Your instructions. Report only how many lines of the entries below contain the string "cord".

Supplied material.
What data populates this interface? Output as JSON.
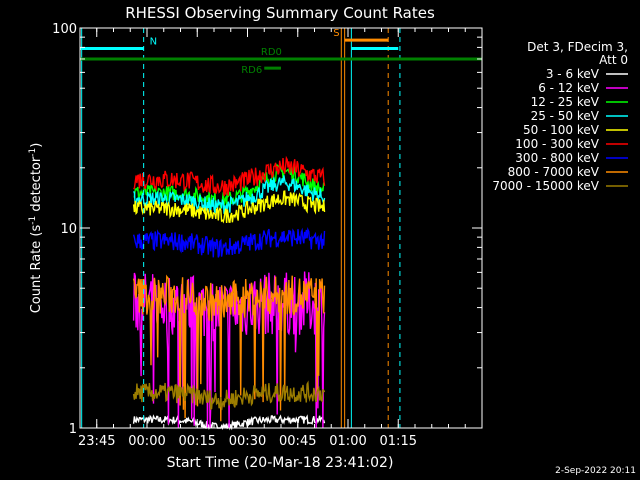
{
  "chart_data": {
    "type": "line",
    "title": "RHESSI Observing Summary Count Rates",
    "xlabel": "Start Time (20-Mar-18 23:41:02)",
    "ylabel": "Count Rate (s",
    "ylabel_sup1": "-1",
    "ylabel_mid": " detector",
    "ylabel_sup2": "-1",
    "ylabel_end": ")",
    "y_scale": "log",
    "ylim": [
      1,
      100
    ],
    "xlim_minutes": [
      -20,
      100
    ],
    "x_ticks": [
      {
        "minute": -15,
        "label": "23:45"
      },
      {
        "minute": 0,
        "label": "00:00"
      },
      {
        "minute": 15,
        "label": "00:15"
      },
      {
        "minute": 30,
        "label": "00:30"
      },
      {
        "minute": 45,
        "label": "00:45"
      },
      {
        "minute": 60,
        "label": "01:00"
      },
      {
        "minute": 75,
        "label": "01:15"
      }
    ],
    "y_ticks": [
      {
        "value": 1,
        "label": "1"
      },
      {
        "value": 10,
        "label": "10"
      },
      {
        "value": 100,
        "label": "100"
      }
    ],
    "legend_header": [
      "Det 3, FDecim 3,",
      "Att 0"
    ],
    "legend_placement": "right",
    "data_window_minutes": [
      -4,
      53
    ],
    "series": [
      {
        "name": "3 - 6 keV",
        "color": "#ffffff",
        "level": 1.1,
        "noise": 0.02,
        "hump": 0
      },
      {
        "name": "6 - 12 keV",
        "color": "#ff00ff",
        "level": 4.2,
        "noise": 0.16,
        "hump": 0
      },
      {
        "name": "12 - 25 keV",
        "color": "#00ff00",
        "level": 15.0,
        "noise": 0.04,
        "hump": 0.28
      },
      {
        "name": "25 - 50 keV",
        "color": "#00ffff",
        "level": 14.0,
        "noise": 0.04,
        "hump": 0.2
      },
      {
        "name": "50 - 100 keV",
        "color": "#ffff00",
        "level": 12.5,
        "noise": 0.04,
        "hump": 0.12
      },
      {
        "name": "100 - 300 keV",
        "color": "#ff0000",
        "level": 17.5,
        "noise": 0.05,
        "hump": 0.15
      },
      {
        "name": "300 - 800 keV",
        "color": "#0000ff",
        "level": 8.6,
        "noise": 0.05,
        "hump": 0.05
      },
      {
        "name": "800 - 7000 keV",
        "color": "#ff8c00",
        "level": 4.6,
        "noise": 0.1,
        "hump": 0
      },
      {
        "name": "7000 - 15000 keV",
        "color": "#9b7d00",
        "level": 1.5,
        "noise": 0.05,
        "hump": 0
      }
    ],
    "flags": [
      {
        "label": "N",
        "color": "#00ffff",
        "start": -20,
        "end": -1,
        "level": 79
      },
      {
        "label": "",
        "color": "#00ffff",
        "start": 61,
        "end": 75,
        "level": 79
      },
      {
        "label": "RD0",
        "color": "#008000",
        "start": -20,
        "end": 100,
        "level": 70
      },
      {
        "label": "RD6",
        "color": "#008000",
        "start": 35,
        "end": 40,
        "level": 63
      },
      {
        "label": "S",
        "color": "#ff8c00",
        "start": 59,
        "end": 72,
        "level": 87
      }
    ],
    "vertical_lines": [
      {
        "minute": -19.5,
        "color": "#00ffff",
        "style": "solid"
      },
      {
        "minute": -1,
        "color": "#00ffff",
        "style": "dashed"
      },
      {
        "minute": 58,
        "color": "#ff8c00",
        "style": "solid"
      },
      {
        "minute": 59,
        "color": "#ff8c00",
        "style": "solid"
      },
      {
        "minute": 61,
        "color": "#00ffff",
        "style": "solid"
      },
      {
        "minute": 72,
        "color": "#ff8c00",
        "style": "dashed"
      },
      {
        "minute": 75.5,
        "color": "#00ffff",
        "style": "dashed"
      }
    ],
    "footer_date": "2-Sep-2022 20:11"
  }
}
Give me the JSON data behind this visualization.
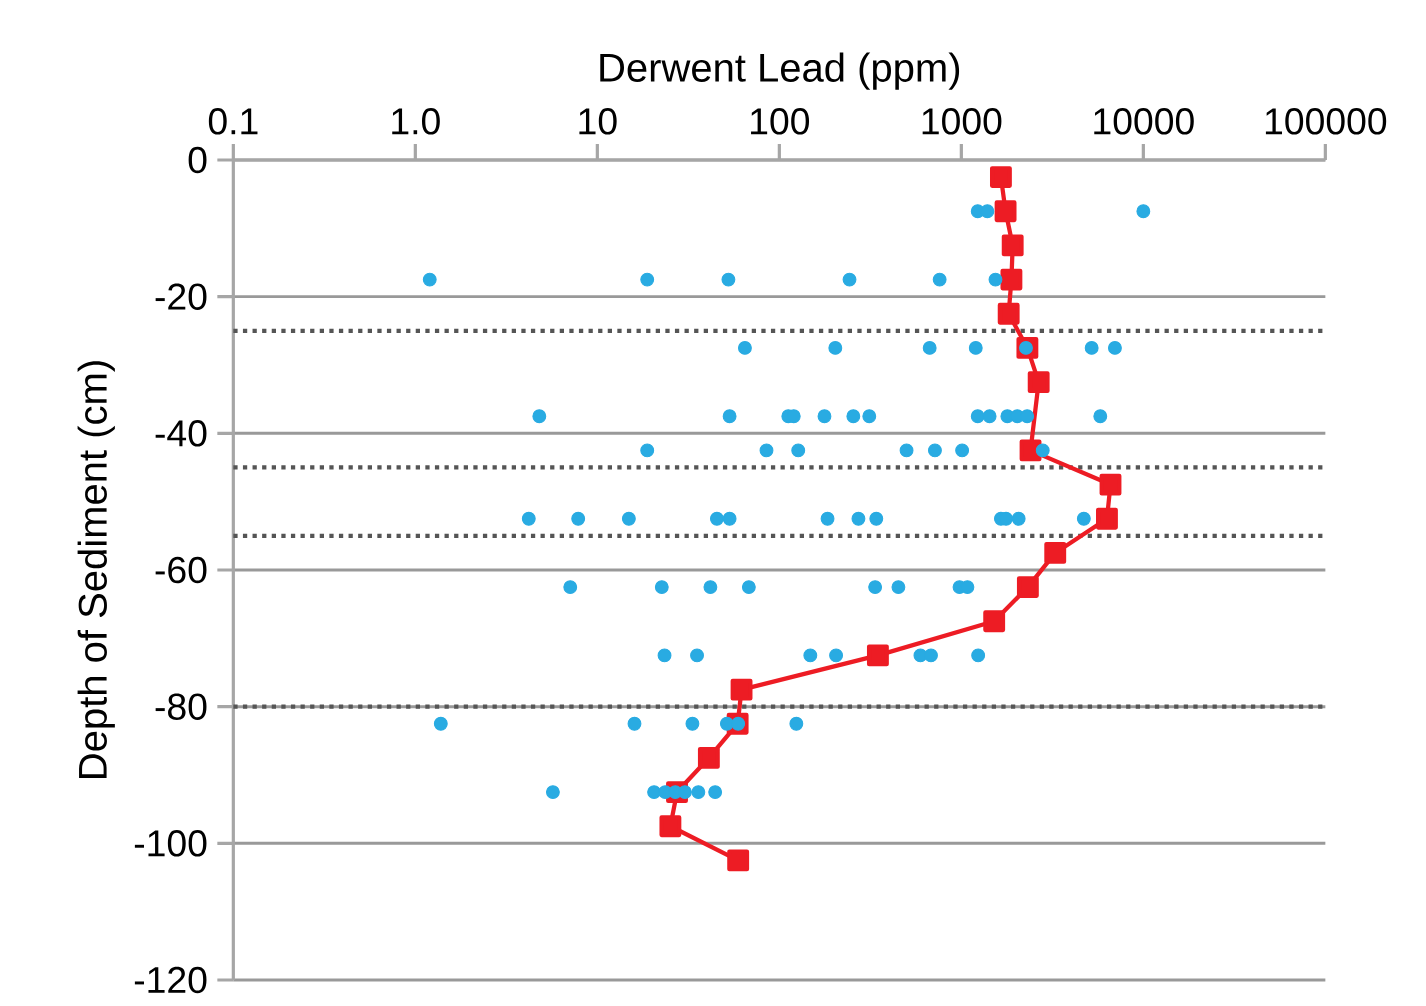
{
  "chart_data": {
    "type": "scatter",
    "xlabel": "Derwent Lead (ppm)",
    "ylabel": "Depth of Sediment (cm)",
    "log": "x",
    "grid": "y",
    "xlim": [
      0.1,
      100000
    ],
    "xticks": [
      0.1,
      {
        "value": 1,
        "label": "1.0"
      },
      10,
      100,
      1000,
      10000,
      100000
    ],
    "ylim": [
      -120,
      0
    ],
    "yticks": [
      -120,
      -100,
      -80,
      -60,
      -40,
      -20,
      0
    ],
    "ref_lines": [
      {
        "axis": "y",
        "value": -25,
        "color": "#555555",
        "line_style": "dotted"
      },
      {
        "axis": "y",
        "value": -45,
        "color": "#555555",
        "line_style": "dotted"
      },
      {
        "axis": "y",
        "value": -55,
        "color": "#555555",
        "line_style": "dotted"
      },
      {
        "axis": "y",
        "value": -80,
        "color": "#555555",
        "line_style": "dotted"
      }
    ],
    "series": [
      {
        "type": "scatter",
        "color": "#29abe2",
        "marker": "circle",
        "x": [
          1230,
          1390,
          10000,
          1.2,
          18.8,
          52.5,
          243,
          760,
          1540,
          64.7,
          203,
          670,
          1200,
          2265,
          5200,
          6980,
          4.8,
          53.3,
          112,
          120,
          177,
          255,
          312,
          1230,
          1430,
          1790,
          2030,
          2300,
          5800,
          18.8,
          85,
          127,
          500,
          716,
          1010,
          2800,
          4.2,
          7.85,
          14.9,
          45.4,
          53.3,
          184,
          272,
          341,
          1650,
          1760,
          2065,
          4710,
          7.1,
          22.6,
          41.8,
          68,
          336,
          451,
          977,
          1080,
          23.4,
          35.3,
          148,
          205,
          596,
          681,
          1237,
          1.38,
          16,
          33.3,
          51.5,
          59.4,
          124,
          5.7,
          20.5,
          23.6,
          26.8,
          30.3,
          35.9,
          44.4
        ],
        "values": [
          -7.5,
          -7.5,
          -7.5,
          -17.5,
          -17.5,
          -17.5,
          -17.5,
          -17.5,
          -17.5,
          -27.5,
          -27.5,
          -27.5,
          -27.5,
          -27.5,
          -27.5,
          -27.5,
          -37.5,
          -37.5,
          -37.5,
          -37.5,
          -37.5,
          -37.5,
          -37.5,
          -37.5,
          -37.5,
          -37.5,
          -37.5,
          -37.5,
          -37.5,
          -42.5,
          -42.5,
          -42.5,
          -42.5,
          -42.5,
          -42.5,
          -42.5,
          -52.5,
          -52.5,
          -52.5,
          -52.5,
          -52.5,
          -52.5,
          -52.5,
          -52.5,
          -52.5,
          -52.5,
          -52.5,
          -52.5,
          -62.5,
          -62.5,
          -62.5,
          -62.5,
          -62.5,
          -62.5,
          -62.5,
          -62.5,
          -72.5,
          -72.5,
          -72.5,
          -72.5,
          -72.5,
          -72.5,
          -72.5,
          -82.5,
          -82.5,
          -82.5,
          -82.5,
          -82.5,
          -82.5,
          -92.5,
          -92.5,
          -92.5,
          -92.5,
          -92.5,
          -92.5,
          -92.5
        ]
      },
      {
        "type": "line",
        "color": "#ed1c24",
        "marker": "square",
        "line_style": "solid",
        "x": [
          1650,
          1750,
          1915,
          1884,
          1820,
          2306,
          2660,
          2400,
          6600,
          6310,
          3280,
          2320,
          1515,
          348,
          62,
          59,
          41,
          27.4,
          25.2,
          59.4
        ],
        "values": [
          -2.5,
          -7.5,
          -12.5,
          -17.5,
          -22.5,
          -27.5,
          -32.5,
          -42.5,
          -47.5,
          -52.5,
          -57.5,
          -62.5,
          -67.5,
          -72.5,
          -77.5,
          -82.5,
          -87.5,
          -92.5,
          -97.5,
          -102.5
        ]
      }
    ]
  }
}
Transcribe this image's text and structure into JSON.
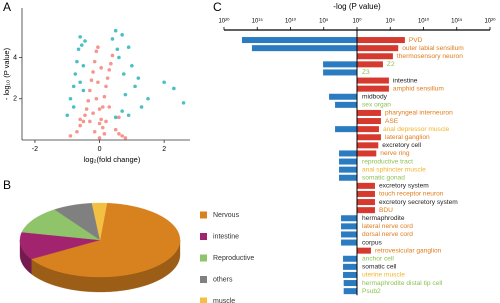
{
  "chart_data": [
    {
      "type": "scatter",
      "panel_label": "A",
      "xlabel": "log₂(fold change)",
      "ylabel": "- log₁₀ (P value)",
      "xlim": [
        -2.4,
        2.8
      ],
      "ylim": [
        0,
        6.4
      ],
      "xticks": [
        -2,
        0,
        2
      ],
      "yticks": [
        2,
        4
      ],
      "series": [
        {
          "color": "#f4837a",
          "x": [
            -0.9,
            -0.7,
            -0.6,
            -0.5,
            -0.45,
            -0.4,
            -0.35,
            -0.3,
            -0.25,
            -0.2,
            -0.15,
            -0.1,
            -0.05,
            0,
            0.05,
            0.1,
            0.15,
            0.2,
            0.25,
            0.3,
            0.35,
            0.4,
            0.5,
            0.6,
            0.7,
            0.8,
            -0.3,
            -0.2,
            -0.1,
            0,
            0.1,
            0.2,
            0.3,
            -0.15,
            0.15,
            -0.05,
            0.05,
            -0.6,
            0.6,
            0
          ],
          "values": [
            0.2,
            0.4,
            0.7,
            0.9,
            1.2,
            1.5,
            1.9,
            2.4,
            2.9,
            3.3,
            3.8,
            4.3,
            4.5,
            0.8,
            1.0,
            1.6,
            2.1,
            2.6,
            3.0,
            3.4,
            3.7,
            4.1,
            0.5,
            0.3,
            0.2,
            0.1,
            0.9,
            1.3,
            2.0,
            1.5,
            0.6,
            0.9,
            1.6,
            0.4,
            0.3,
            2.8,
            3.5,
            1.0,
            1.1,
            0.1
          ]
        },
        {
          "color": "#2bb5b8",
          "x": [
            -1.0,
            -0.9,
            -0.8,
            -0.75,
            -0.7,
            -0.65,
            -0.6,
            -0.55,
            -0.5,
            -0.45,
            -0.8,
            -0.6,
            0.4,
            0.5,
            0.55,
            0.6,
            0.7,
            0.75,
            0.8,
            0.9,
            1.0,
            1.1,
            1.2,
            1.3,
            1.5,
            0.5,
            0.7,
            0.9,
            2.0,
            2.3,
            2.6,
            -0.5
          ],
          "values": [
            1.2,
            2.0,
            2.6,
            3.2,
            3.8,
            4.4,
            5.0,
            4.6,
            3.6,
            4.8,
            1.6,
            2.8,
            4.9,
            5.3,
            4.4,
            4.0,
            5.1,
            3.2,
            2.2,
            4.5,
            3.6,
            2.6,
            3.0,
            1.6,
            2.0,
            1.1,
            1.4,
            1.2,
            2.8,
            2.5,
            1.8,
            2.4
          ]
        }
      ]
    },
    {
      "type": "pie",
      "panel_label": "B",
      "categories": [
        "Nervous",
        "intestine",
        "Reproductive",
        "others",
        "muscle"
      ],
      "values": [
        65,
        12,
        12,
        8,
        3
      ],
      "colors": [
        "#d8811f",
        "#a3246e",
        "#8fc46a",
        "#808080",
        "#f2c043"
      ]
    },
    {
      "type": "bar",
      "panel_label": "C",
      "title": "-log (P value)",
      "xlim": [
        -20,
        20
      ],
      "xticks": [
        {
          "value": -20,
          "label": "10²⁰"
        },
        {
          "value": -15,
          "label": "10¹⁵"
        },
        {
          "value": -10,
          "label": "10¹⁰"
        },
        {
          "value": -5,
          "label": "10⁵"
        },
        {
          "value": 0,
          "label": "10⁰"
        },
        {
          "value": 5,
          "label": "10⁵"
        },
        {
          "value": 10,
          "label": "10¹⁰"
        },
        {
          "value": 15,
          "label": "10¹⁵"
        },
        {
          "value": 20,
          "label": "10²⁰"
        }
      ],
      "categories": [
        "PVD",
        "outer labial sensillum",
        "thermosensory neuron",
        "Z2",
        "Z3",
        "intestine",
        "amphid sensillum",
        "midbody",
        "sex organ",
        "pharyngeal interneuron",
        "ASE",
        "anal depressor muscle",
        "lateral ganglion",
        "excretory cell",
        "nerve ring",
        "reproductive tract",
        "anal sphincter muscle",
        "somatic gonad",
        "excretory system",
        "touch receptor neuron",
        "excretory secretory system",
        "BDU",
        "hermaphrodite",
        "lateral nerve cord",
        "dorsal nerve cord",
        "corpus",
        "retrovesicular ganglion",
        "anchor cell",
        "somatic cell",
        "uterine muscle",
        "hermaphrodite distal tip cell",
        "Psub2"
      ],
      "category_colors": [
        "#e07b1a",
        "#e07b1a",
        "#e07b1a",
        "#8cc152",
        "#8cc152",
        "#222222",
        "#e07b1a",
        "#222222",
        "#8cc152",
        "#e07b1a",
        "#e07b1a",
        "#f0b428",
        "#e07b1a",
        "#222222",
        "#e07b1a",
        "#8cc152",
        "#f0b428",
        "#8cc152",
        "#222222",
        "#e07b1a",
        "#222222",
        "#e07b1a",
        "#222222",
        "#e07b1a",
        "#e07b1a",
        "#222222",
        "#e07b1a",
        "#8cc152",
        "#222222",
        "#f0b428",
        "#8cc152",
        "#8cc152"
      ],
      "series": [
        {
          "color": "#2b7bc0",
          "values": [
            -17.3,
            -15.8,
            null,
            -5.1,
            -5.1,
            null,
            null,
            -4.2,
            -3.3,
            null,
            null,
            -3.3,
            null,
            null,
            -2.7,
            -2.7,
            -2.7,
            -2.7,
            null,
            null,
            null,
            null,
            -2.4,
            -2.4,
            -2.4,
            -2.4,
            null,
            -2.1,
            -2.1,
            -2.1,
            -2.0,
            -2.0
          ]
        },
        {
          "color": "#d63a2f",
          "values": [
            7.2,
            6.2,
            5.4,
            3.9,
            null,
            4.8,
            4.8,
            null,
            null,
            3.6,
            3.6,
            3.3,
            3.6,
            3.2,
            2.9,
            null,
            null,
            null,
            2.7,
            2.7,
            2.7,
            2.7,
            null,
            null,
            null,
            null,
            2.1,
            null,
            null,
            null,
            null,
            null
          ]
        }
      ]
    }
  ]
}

Right answer. 2